EXERCISE ->
Wherever the string "title" appears in the listing, copy that line.

----------

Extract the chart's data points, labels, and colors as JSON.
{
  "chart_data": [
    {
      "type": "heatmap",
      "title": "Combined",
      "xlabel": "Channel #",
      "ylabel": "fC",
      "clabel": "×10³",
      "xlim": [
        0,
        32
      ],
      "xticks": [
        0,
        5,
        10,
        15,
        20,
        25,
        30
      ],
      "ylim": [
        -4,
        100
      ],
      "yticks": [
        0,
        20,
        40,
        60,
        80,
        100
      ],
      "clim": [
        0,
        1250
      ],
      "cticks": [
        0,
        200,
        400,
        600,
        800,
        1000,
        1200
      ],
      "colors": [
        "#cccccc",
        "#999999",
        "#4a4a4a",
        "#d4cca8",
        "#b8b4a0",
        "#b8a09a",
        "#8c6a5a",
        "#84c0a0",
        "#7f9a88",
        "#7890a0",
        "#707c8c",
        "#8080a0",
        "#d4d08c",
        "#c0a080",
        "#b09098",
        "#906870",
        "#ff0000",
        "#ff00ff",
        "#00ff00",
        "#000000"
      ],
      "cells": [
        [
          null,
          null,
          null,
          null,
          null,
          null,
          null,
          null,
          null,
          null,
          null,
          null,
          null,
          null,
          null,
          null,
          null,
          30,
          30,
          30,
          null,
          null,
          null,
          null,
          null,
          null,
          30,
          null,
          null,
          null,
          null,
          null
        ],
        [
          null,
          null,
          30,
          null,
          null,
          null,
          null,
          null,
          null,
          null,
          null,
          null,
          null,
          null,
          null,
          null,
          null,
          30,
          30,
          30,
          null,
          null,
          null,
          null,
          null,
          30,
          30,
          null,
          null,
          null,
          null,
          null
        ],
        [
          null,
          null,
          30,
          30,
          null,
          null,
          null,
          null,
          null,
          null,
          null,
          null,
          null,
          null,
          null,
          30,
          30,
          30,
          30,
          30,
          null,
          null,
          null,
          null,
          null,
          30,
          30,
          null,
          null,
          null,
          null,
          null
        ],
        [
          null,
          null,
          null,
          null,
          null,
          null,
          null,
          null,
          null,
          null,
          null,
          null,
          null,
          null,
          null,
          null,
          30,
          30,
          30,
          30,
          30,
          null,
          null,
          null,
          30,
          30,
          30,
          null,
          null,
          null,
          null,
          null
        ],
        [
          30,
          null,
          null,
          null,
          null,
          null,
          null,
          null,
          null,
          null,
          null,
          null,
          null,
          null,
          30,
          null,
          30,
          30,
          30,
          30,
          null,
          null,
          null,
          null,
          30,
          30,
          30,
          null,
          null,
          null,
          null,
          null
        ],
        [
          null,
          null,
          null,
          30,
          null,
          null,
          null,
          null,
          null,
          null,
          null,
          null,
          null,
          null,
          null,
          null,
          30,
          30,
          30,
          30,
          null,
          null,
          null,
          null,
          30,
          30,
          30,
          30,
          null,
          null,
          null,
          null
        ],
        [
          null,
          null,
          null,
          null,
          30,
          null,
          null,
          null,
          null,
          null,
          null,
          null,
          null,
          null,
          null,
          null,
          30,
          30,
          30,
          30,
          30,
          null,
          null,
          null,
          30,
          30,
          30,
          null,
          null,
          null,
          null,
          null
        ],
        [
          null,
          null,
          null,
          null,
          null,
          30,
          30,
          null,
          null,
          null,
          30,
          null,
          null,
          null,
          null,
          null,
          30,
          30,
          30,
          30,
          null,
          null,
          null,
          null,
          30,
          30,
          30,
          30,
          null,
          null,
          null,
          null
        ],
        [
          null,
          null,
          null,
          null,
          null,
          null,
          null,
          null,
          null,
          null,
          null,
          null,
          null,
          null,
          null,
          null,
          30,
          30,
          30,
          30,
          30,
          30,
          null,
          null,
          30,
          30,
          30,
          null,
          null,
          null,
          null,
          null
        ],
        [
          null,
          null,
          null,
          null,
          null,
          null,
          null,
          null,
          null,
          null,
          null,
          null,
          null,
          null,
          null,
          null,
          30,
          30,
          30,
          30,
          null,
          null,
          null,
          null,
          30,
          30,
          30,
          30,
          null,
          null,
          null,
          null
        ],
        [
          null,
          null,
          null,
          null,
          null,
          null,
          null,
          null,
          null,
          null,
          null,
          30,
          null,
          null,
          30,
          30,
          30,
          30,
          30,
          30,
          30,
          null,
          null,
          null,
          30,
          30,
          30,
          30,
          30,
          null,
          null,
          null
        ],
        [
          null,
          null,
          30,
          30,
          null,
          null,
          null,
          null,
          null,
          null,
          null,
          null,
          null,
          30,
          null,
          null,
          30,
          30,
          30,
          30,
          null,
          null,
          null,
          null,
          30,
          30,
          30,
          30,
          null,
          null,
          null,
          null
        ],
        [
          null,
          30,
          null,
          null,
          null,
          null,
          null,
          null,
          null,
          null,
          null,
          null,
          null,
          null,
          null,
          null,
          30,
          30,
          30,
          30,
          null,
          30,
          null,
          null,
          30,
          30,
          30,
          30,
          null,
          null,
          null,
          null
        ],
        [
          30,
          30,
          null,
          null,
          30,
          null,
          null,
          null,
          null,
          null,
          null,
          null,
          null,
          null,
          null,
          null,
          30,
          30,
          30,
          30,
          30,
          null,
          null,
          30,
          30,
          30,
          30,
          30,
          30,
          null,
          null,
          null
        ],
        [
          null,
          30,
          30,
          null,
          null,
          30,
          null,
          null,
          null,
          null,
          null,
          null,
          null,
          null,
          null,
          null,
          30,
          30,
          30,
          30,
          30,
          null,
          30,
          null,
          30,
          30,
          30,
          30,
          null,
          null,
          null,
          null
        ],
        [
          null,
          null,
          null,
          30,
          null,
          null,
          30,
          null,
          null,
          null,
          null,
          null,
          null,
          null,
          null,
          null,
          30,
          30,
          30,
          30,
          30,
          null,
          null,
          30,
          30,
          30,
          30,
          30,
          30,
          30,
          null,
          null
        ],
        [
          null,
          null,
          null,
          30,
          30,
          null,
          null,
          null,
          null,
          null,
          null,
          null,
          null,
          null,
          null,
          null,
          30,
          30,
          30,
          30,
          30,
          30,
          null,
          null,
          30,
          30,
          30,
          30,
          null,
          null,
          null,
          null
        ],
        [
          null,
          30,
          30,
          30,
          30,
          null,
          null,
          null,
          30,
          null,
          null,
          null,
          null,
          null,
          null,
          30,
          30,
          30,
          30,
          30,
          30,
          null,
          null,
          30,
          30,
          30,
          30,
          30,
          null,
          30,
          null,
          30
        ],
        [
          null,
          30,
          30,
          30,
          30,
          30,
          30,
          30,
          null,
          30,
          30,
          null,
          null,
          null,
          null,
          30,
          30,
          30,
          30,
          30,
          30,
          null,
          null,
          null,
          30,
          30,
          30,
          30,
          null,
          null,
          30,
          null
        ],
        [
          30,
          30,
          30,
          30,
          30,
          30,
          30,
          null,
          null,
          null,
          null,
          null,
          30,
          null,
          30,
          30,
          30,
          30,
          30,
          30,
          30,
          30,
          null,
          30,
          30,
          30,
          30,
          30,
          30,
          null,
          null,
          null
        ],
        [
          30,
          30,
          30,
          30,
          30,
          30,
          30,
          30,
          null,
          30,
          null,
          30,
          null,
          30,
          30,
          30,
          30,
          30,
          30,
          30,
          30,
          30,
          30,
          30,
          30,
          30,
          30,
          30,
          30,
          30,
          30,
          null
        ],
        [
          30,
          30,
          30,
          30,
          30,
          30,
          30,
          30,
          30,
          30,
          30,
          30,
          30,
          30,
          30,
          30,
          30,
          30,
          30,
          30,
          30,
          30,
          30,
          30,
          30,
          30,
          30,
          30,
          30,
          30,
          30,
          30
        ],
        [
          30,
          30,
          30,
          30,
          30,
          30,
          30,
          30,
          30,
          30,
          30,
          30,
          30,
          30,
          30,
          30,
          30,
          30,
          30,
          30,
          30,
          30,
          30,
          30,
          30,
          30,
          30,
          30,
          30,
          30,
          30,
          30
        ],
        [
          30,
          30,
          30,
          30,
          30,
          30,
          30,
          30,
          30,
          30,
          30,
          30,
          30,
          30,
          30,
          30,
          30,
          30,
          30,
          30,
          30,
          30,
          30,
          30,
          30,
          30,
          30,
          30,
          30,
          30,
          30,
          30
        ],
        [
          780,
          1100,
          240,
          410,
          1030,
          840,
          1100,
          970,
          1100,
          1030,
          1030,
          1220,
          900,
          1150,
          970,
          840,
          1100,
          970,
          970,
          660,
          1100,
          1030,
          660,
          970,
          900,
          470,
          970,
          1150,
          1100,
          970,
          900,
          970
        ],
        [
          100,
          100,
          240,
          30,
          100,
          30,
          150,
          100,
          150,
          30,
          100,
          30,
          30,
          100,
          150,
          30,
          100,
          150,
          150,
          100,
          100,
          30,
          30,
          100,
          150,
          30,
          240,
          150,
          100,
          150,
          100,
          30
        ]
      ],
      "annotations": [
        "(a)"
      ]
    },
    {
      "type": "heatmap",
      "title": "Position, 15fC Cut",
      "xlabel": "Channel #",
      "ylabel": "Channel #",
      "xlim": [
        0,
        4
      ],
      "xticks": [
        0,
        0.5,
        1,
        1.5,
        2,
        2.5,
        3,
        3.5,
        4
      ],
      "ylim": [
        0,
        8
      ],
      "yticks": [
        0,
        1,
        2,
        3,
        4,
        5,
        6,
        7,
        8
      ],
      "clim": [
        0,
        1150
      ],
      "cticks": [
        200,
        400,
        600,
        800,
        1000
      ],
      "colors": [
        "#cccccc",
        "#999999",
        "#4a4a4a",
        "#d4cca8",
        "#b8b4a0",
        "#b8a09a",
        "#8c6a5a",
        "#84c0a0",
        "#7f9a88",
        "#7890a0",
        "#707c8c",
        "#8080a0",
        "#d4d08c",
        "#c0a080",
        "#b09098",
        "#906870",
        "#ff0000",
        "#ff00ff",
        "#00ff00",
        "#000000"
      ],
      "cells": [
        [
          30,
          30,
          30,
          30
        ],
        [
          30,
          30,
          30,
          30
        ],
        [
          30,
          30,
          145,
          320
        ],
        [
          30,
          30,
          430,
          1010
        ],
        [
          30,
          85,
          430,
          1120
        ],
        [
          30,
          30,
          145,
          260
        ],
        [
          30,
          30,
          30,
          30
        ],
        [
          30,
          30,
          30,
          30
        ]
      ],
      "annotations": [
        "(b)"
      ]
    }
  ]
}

----------

ANSWER TO THIS EXERCISE ->
      "title": "Combined",
      "title": "Position, 15fC Cut",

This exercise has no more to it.